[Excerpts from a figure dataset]
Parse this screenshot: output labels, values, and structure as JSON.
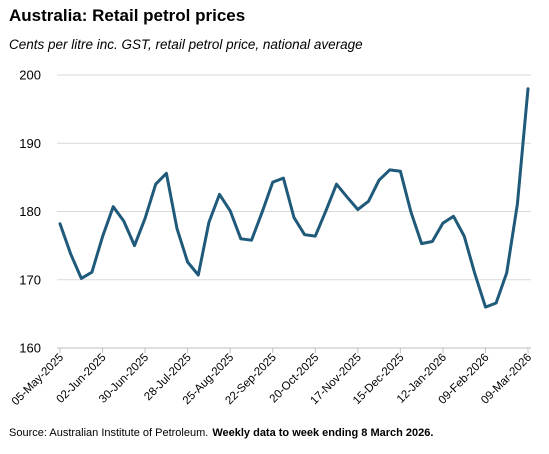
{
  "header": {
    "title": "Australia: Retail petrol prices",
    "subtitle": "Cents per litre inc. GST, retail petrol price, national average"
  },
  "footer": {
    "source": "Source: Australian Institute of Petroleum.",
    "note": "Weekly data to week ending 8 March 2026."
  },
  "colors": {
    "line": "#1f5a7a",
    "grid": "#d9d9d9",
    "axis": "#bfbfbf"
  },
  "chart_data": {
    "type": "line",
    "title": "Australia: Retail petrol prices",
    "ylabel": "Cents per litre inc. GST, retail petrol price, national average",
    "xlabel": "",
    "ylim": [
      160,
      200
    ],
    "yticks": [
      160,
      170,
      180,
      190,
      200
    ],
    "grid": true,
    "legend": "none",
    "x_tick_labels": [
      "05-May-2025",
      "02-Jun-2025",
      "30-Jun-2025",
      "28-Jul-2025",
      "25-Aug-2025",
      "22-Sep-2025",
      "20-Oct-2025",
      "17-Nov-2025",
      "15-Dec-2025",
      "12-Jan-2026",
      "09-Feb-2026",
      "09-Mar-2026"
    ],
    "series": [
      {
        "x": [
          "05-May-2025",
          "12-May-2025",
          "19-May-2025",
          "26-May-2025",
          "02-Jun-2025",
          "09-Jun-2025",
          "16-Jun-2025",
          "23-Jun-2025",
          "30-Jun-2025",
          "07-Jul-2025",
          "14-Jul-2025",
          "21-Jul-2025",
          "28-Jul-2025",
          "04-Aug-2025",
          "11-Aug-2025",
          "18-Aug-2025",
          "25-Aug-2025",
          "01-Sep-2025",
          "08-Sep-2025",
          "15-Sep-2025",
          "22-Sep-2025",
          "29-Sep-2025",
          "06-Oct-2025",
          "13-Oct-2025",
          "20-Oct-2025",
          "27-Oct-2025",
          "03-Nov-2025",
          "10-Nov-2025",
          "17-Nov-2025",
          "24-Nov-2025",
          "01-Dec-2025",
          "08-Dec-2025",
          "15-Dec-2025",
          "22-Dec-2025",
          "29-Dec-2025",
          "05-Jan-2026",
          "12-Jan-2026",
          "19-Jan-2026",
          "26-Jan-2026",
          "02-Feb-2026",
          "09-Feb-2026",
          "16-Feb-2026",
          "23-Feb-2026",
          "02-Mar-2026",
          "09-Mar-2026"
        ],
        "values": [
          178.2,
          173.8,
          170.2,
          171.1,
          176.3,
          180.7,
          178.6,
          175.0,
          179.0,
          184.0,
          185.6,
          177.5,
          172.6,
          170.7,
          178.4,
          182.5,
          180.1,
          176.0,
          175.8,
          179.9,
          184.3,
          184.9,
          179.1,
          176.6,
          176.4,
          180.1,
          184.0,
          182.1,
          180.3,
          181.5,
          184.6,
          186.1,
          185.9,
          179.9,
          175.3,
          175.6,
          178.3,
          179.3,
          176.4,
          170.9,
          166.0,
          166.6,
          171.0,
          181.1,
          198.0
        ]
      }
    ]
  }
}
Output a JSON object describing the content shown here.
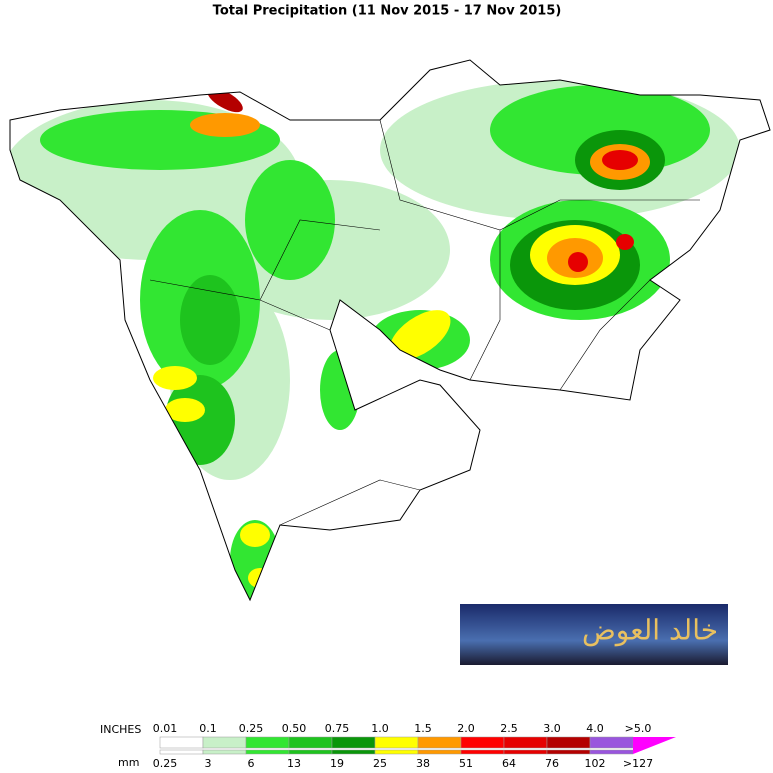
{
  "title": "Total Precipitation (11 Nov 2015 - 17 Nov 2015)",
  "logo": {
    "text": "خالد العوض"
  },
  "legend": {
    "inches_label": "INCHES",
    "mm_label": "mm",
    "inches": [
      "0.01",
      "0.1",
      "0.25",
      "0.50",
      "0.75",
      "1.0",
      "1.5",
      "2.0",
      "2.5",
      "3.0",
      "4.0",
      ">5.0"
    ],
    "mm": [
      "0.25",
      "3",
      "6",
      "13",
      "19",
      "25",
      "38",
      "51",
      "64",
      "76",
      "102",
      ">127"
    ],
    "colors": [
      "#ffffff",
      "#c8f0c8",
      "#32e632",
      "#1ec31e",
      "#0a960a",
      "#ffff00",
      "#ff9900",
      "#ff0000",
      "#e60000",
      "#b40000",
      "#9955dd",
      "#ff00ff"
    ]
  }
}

*The exercise*:
Search the entries for the word "national", then list each line that holds it.

*The output*:
    "subtitle": "Cents per litre inc. GST, retail petrol price, national average"
    "ylabel": "Cents per litre inc. GST, retail petrol price, national average",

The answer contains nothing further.